> Quoted passage
-- BEGIN --

GeForce Now & Future PC Hardware

I've previously look at Stadia, which impressed me technically, but I don't really like the business model (pay for service+pay for games on top). GeForce Now is a competitor with a better model (pay for games, and pay for additional features), with the added bonus that (in theory) games you've already purchased from other services can be brought in. Publishers have been a little unhappy about this, however now some Steam games are appearing on the I downloaded the app to see how it looked.

Currently 36 of my Steam Games, from a library of 200, are available on GeForce Now...that's not as bad as it seems, as a lot of the games on there are (to all intents and purposes) junk...bought as part of a pack, or DLC/campaign additions (for example Dawn Of War is 4 games on the list). These days I virtually never play PC games...since lockdown my desk has become a work-only zone, and gaming is conducted on consoles (90% of which is the Switch), so my Steam library is very out-of-date. More and more I'm of the opinion that PC gaming is over-priced in hardware terms (I've done all sorts of calculations around cost vs time vs practicality). I'm scheduled to buy a new laptop next year (on my normal 3-year cycle), and so it's time I had a real think about what I'm buying hardware for.

My first opinions of Geforce Now's a little strange. The initial journey is very smooth...downloading and installing the app...logging into my nVidia account (I already had one for the drivers for my eGPU), linking my Steam account etc. When I went to launch a game it diverged from Stadia in terms of clean journey. I was very obviously booted into a virtual machine, and had to log into Steam on that (the actual app), including a 2FA check. Then I had to "install" the game I'd selected (Hitman 2 in this case). It downloaded/installed virtually instantly, but it's still a strange thing to have to go through. I did a basic setup (moved off WASD to 8456, as is my sinister way), noted that it would not support the native res of my primary monitor (3440x1440) ...not sure if this is a limit of the free service, or some other complexity relating to ultra-wides (addundum - it's a limit of the service right now), but then I was in. I ramped up the graphics settings as much as I could (why not, it's not my hardware running it!).

There were some visible compression artifacts, however I was on Wifi on the 2.4Ghz network, and the app had already warned me this was sub-optimal. With a bit of tinkering I could have connected to the 5Ghz network instead...but at the same time it was entirely playable, and looked pretty good. The screenshot here is a raw dump of the 1920 x 1200 footage. It looks a little soft from compression, but it was smooth and no noticeable lag.

Going back in again took me through the Virtual Machine experience, however I was then already logged into Steam, and the game was installed for me...still not the seamless journey Stadia had, but this is a free service. The 2 upgrades you get for the paid service (currently £5/month) is no max login time (1 hour on the free service) and RTX support. So £60/year to "rent" a high-end GPU...if you work on the normal 3-year hardware cycle, and current GPU card costs, that suddenly looks a really good deal. I could definitely see myself buying a laptop that supports my non-gaming requirements (good CPU, lightweight, basic video encoding support) and using this instead. I think, realistically, a hard-wired internet solution may be needed (and we've already looked at that...if the "work from home" thing becomes long-term, I think running cables to the upstairs offices from the inbound connection downstairs would make a lot of sense, we get some "interesting" wifi issues around 9-10am when pretty much every house in the neighbourhood turns on all their devices and log in).

-- END --

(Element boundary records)
-- BEGIN --

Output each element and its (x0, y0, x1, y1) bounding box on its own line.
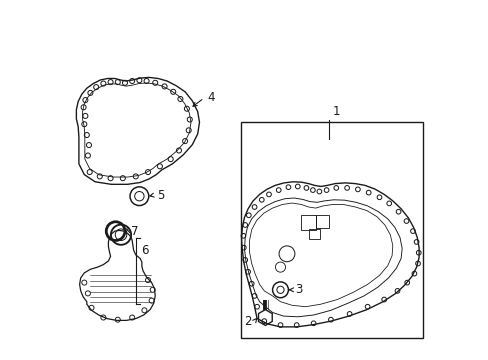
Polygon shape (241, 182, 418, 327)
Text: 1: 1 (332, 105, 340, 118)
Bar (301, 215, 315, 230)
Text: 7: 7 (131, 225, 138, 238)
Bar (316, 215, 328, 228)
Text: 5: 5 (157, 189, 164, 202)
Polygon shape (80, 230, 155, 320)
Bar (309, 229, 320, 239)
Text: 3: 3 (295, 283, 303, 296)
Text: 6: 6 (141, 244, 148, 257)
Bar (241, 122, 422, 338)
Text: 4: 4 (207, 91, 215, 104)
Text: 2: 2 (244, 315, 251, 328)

-- END --

> Tasks and exercises
1: Using the GeForce Now post, say whether each statement agrees with it, answering yes or no and quoting the words that decide it: (a) On the free service, a session can last at most one hour. (b) The author played the test session over the 5Ghz network. (c) The game launched for the first test was Hitman 2.
2: Write a continuation of the GeForce Now post, starting right after its final sentence.

> Answer list
1:
(a) Yes: "1 hour on the free service"
(b) No: "I was on Wifi on the 2.4Ghz network"
(c) Yes: "Hitman 2 in this case"

2:
Can I see this sort of thing being the defacto solution in 5 years? Well yeah, I can actually. We are just about to start round X of the console wars, and I could well believe this is the last hardware console war you ever see, the costs are going up and up to improve the hardware...and yet consoles are significantly cheaper than PC's for equivalent power. We'll soon see how much the GTX3xxx range costs (£1500+ is my bet), and when you start looking at that, suddenly £50/year is sounding like a really good deal. Microsoft have xCloud in the wings, and as they are currently losing the next-gen hype-train war, it could well be that they instead pivot to a service model instead...their one benefit over Sony is the Azure Cloud platform they have been building up for years. Having an 1kg ultrabook as a full gaming machine on the go is a big selling point for me...using any available screen (a TV, a monitor, your phone, the laptop itself) is really compelling. I'm not screaming out for ultra-high FPS, my twitch reflexes went a decade ago, but convenience is definitely a bit plus. It could well be the next "hardware war" is network based, with Wifi 6 coming in, as well as "struggles to go through a paper bag" 5G network services. Or just run some network cables through your house...

Comparing Stadia and GeForce Now? I think GeForce Now is the better one currently...using existing game libraries, and now having such a hard dependency on separate hardware like the Stadia controller. The actual experience is not as slick as Stadia on PC, with the cloud/remote machine nature of the service being more exposed. That can be cleaned up though, and the motivation is clearly there from them.


Can I see this sort of thing being the defacto solution in 5 years?

I completely agree. Streaming is definitely the future and MS might do well to partner with Steam to bring across people's libraries. I think these platforms will become more slick and will replace hardware consoles too. I don't really notice £5 a month but would notice a new console coming out.

As an outlier, I'll be keeping my machine for now but I can see that machine-in-cloud is definitely a thing that will happen in the future. Computer-As-A-Service is definitely on the way.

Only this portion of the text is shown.